▸ SHORT PROBLEM:
Reproduce the listing below exactly. Pictures do not belong in the copy.

▸ PROVIDED DATA:
···
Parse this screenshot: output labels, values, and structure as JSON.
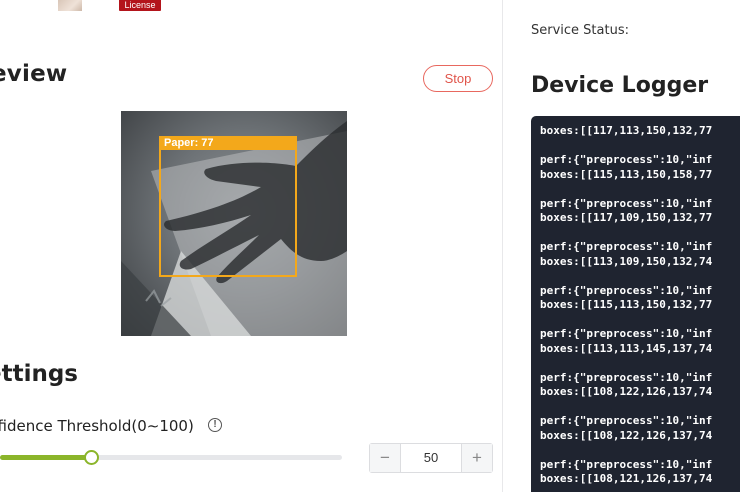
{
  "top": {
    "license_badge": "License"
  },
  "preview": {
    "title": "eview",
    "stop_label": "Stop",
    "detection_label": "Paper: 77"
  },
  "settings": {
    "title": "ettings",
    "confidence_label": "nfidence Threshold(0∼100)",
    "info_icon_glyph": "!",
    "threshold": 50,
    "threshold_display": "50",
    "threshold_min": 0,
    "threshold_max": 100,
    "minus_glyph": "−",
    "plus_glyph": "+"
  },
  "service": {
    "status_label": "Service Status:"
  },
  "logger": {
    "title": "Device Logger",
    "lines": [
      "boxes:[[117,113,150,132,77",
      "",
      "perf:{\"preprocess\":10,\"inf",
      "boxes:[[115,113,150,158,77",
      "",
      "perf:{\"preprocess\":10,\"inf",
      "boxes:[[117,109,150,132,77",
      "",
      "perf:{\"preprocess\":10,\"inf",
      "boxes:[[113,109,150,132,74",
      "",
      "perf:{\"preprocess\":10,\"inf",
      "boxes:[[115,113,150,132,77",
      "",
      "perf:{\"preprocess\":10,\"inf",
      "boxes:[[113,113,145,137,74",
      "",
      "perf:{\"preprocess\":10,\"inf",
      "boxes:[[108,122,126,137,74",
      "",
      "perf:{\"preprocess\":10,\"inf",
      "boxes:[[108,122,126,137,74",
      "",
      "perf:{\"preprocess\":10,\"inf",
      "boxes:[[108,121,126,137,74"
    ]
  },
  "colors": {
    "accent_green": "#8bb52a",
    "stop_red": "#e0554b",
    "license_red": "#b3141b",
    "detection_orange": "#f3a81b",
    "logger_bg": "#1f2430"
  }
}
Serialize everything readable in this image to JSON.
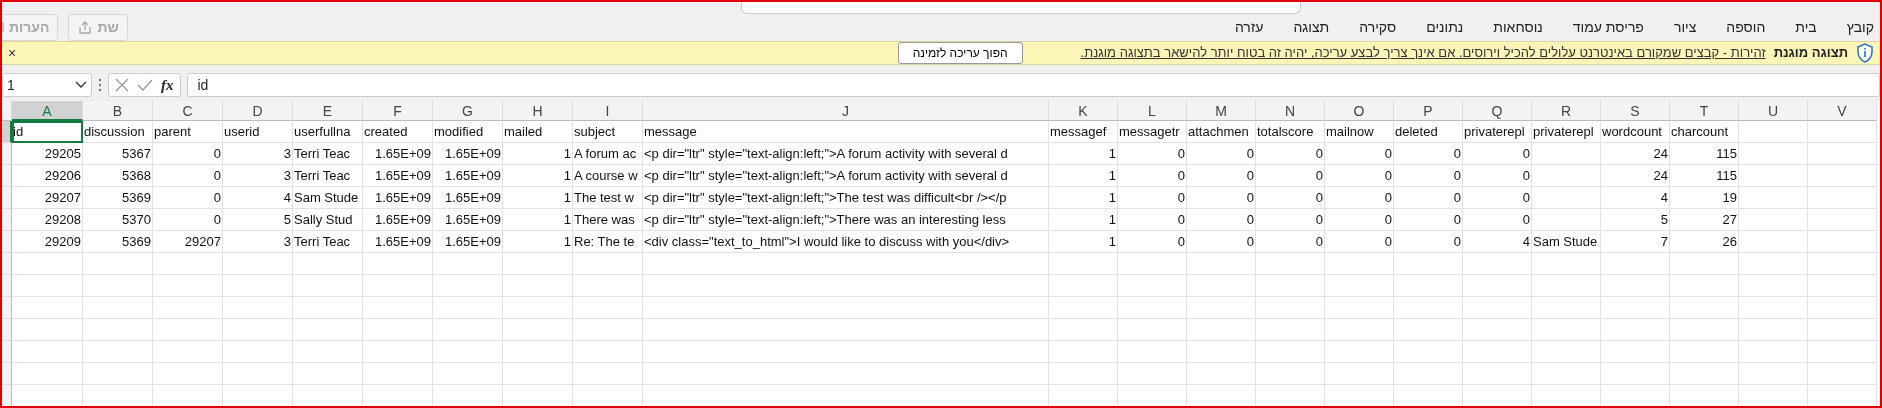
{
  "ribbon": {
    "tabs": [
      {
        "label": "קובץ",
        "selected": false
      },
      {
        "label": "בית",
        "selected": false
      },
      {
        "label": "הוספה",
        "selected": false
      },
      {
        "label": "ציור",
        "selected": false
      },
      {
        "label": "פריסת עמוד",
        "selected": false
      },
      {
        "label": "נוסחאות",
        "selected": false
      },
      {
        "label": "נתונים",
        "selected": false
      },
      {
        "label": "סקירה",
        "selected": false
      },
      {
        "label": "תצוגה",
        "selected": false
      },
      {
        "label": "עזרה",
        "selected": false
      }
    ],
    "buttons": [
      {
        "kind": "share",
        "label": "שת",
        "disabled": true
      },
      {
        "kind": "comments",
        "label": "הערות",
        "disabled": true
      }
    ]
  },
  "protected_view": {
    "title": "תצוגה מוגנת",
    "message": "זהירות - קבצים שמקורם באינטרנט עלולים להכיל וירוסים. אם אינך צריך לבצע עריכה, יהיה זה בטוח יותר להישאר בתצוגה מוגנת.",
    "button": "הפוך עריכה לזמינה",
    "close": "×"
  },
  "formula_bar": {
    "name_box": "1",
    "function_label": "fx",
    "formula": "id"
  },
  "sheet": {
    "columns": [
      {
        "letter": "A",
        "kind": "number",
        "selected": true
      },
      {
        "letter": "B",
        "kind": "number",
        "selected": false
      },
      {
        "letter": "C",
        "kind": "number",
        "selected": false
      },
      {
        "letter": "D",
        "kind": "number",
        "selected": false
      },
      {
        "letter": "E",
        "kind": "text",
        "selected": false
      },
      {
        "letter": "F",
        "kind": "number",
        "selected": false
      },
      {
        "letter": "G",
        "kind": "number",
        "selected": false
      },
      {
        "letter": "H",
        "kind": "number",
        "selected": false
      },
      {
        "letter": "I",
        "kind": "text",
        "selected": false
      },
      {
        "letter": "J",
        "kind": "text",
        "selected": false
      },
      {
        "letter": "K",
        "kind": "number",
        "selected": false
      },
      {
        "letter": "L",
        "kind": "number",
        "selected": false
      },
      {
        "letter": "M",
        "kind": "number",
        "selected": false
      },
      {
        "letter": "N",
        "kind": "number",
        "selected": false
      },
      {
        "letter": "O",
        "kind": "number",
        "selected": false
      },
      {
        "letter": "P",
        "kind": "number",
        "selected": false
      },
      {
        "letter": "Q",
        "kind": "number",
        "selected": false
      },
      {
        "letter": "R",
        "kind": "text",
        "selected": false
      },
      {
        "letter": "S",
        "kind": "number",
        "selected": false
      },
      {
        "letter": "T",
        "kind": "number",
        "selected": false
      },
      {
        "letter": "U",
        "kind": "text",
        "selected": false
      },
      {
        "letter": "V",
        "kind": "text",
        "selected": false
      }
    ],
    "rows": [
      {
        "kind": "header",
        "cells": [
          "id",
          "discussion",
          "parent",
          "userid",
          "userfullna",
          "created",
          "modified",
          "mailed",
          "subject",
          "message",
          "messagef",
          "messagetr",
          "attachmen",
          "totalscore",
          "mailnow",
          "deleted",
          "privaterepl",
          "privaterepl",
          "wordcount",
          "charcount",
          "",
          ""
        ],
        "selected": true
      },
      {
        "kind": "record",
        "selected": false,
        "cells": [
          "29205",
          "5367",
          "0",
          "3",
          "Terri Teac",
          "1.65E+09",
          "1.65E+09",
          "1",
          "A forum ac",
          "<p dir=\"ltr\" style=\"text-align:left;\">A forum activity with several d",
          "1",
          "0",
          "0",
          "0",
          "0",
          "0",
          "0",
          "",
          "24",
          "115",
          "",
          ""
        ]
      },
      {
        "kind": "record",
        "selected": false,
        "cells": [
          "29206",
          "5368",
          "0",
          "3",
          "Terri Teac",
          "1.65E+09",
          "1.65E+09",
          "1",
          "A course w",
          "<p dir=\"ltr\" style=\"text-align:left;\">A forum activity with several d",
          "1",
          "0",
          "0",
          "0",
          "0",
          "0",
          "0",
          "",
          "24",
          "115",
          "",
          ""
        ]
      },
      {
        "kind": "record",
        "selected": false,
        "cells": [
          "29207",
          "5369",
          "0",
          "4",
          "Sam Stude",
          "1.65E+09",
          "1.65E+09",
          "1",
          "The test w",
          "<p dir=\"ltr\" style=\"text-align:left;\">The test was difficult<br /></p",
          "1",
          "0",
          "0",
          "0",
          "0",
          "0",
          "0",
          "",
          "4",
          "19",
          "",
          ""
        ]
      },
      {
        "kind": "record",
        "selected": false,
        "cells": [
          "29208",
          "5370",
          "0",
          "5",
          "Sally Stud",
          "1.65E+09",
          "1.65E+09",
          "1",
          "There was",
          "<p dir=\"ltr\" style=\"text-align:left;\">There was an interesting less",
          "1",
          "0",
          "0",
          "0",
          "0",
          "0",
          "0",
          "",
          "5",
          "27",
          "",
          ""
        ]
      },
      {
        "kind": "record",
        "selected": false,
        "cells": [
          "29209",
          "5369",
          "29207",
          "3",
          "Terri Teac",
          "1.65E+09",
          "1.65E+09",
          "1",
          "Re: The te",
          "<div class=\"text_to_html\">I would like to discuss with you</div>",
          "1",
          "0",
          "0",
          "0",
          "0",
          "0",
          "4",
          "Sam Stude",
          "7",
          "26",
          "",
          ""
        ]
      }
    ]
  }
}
···
▸ FINISHED EXERCISE:
Parse this screenshot: output labels, values, and structure as JSON.
{
  "top": {
    "license_badge": "License"
  },
  "preview": {
    "title": "eview",
    "stop_label": "Stop",
    "detection_label": "Paper: 77"
  },
  "settings": {
    "title": "ettings",
    "confidence_label": "nfidence Threshold(0∼100)",
    "info_icon_glyph": "!",
    "threshold": 50,
    "threshold_display": "50",
    "threshold_min": 0,
    "threshold_max": 100,
    "minus_glyph": "−",
    "plus_glyph": "+"
  },
  "service": {
    "status_label": "Service Status:"
  },
  "logger": {
    "title": "Device Logger",
    "lines": [
      "boxes:[[117,113,150,132,77",
      "",
      "perf:{\"preprocess\":10,\"inf",
      "boxes:[[115,113,150,158,77",
      "",
      "perf:{\"preprocess\":10,\"inf",
      "boxes:[[117,109,150,132,77",
      "",
      "perf:{\"preprocess\":10,\"inf",
      "boxes:[[113,109,150,132,74",
      "",
      "perf:{\"preprocess\":10,\"inf",
      "boxes:[[115,113,150,132,77",
      "",
      "perf:{\"preprocess\":10,\"inf",
      "boxes:[[113,113,145,137,74",
      "",
      "perf:{\"preprocess\":10,\"inf",
      "boxes:[[108,122,126,137,74",
      "",
      "perf:{\"preprocess\":10,\"inf",
      "boxes:[[108,122,126,137,74",
      "",
      "perf:{\"preprocess\":10,\"inf",
      "boxes:[[108,121,126,137,74"
    ]
  },
  "colors": {
    "accent_green": "#8bb52a",
    "stop_red": "#e0554b",
    "license_red": "#b3141b",
    "detection_orange": "#f3a81b",
    "logger_bg": "#1f2430"
  }
}
Serialize everything readable in this image to JSON.
{
  "ribbon": {
    "tabs": [
      {
        "label": "קובץ",
        "selected": false
      },
      {
        "label": "בית",
        "selected": false
      },
      {
        "label": "הוספה",
        "selected": false
      },
      {
        "label": "ציור",
        "selected": false
      },
      {
        "label": "פריסת עמוד",
        "selected": false
      },
      {
        "label": "נוסחאות",
        "selected": false
      },
      {
        "label": "נתונים",
        "selected": false
      },
      {
        "label": "סקירה",
        "selected": false
      },
      {
        "label": "תצוגה",
        "selected": false
      },
      {
        "label": "עזרה",
        "selected": false
      }
    ],
    "buttons": [
      {
        "kind": "share",
        "label": "שת",
        "disabled": true
      },
      {
        "kind": "comments",
        "label": "הערות",
        "disabled": true
      }
    ]
  },
  "protected_view": {
    "title": "תצוגה מוגנת",
    "message": "זהירות - קבצים שמקורם באינטרנט עלולים להכיל וירוסים. אם אינך צריך לבצע עריכה, יהיה זה בטוח יותר להישאר בתצוגה מוגנת.",
    "button": "הפוך עריכה לזמינה",
    "close": "×"
  },
  "formula_bar": {
    "name_box": "1",
    "function_label": "fx",
    "formula": "id"
  },
  "sheet": {
    "columns": [
      {
        "letter": "A",
        "kind": "number",
        "selected": true
      },
      {
        "letter": "B",
        "kind": "number",
        "selected": false
      },
      {
        "letter": "C",
        "kind": "number",
        "selected": false
      },
      {
        "letter": "D",
        "kind": "number",
        "selected": false
      },
      {
        "letter": "E",
        "kind": "text",
        "selected": false
      },
      {
        "letter": "F",
        "kind": "number",
        "selected": false
      },
      {
        "letter": "G",
        "kind": "number",
        "selected": false
      },
      {
        "letter": "H",
        "kind": "number",
        "selected": false
      },
      {
        "letter": "I",
        "kind": "text",
        "selected": false
      },
      {
        "letter": "J",
        "kind": "text",
        "selected": false
      },
      {
        "letter": "K",
        "kind": "number",
        "selected": false
      },
      {
        "letter": "L",
        "kind": "number",
        "selected": false
      },
      {
        "letter": "M",
        "kind": "number",
        "selected": false
      },
      {
        "letter": "N",
        "kind": "number",
        "selected": false
      },
      {
        "letter": "O",
        "kind": "number",
        "selected": false
      },
      {
        "letter": "P",
        "kind": "number",
        "selected": false
      },
      {
        "letter": "Q",
        "kind": "number",
        "selected": false
      },
      {
        "letter": "R",
        "kind": "text",
        "selected": false
      },
      {
        "letter": "S",
        "kind": "number",
        "selected": false
      },
      {
        "letter": "T",
        "kind": "number",
        "selected": false
      },
      {
        "letter": "U",
        "kind": "text",
        "selected": false
      },
      {
        "letter": "V",
        "kind": "text",
        "selected": false
      }
    ],
    "rows": [
      {
        "kind": "header",
        "cells": [
          "id",
          "discussion",
          "parent",
          "userid",
          "userfullna",
          "created",
          "modified",
          "mailed",
          "subject",
          "message",
          "messagef",
          "messagetr",
          "attachmen",
          "totalscore",
          "mailnow",
          "deleted",
          "privaterepl",
          "privaterepl",
          "wordcount",
          "charcount",
          "",
          ""
        ],
        "selected": true
      },
      {
        "kind": "record",
        "selected": false,
        "cells": [
          "29205",
          "5367",
          "0",
          "3",
          "Terri Teac",
          "1.65E+09",
          "1.65E+09",
          "1",
          "A forum ac",
          "<p dir=\"ltr\" style=\"text-align:left;\">A forum activity with several d",
          "1",
          "0",
          "0",
          "0",
          "0",
          "0",
          "0",
          "",
          "24",
          "115",
          "",
          ""
        ]
      },
      {
        "kind": "record",
        "selected": false,
        "cells": [
          "29206",
          "5368",
          "0",
          "3",
          "Terri Teac",
          "1.65E+09",
          "1.65E+09",
          "1",
          "A course w",
          "<p dir=\"ltr\" style=\"text-align:left;\">A forum activity with several d",
          "1",
          "0",
          "0",
          "0",
          "0",
          "0",
          "0",
          "",
          "24",
          "115",
          "",
          ""
        ]
      },
      {
        "kind": "record",
        "selected": false,
        "cells": [
          "29207",
          "5369",
          "0",
          "4",
          "Sam Stude",
          "1.65E+09",
          "1.65E+09",
          "1",
          "The test w",
          "<p dir=\"ltr\" style=\"text-align:left;\">The test was difficult<br /></p",
          "1",
          "0",
          "0",
          "0",
          "0",
          "0",
          "0",
          "",
          "4",
          "19",
          "",
          ""
        ]
      },
      {
        "kind": "record",
        "selected": false,
        "cells": [
          "29208",
          "5370",
          "0",
          "5",
          "Sally Stud",
          "1.65E+09",
          "1.65E+09",
          "1",
          "There was",
          "<p dir=\"ltr\" style=\"text-align:left;\">There was an interesting less",
          "1",
          "0",
          "0",
          "0",
          "0",
          "0",
          "0",
          "",
          "5",
          "27",
          "",
          ""
        ]
      },
      {
        "kind": "record",
        "selected": false,
        "cells": [
          "29209",
          "5369",
          "29207",
          "3",
          "Terri Teac",
          "1.65E+09",
          "1.65E+09",
          "1",
          "Re: The te",
          "<div class=\"text_to_html\">I would like to discuss with you</div>",
          "1",
          "0",
          "0",
          "0",
          "0",
          "0",
          "4",
          "Sam Stude",
          "7",
          "26",
          "",
          ""
        ]
      }
    ]
  }
}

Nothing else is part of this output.